**Input**
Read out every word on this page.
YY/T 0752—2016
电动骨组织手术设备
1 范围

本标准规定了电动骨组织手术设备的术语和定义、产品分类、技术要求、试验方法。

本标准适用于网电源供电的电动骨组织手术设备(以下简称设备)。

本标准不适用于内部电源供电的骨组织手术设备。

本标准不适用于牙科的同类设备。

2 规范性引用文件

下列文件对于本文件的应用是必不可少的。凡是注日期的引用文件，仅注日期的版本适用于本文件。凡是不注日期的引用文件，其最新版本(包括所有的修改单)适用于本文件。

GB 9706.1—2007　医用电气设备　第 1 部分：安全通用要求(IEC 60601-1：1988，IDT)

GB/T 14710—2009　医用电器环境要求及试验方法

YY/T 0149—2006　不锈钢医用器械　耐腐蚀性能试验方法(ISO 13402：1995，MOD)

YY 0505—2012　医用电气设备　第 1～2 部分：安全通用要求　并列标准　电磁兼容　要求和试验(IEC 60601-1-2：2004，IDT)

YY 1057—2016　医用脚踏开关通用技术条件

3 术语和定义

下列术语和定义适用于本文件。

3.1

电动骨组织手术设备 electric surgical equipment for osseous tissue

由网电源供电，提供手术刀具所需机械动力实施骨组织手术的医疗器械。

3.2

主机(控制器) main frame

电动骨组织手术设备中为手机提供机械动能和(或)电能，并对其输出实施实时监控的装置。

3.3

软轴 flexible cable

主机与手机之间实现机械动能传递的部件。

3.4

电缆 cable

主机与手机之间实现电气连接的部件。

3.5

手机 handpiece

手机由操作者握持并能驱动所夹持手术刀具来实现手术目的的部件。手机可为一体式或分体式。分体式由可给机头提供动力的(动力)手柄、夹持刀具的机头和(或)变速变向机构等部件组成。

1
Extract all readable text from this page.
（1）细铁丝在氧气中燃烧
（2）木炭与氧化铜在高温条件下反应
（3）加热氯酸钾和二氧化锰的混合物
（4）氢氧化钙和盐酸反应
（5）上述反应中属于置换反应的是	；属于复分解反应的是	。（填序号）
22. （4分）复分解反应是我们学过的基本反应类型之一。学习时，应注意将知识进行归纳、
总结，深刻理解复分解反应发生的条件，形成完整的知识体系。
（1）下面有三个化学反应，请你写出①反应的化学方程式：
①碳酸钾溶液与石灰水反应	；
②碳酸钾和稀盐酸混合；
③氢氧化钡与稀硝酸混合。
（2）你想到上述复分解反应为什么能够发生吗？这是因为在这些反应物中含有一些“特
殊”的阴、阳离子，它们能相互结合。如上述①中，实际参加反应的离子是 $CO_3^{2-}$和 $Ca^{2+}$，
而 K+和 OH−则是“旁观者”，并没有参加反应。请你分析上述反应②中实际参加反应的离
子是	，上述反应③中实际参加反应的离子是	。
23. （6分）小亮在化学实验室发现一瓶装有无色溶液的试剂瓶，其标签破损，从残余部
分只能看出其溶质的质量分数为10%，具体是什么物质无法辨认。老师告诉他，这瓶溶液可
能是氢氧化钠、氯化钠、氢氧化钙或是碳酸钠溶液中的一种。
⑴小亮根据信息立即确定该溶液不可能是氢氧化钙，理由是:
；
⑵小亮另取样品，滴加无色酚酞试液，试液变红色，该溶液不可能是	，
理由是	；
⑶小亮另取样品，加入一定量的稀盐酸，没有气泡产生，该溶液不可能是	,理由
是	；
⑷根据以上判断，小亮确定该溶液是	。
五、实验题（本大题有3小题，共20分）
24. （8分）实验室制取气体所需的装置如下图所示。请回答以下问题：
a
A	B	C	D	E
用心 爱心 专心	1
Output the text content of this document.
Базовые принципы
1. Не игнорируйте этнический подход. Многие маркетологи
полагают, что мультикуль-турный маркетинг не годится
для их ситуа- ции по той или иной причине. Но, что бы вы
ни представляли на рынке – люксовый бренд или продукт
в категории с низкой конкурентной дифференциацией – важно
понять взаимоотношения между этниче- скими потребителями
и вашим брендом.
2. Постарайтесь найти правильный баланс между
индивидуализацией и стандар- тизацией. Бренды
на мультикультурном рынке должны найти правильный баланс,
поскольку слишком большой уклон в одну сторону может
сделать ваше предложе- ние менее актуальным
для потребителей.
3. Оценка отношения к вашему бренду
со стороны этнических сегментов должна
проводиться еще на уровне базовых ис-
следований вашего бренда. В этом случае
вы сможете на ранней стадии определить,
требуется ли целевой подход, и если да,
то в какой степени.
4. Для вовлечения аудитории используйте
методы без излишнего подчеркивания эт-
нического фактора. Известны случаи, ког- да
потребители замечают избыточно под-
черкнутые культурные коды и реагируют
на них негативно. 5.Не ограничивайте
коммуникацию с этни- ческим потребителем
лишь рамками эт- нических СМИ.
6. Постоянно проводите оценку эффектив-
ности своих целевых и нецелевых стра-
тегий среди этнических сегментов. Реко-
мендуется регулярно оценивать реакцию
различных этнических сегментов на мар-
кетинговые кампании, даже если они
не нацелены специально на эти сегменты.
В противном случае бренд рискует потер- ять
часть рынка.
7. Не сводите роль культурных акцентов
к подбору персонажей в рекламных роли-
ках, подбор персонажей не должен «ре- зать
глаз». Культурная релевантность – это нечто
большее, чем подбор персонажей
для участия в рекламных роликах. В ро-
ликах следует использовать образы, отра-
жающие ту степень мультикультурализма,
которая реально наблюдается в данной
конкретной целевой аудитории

**Task**
Copy every line of the data that holds the string "сегментов".

**Exercise answer**
со стороны этнических сегментов должна
тегий среди этнических сегментов. Реко-
различных этнических сегментов на мар-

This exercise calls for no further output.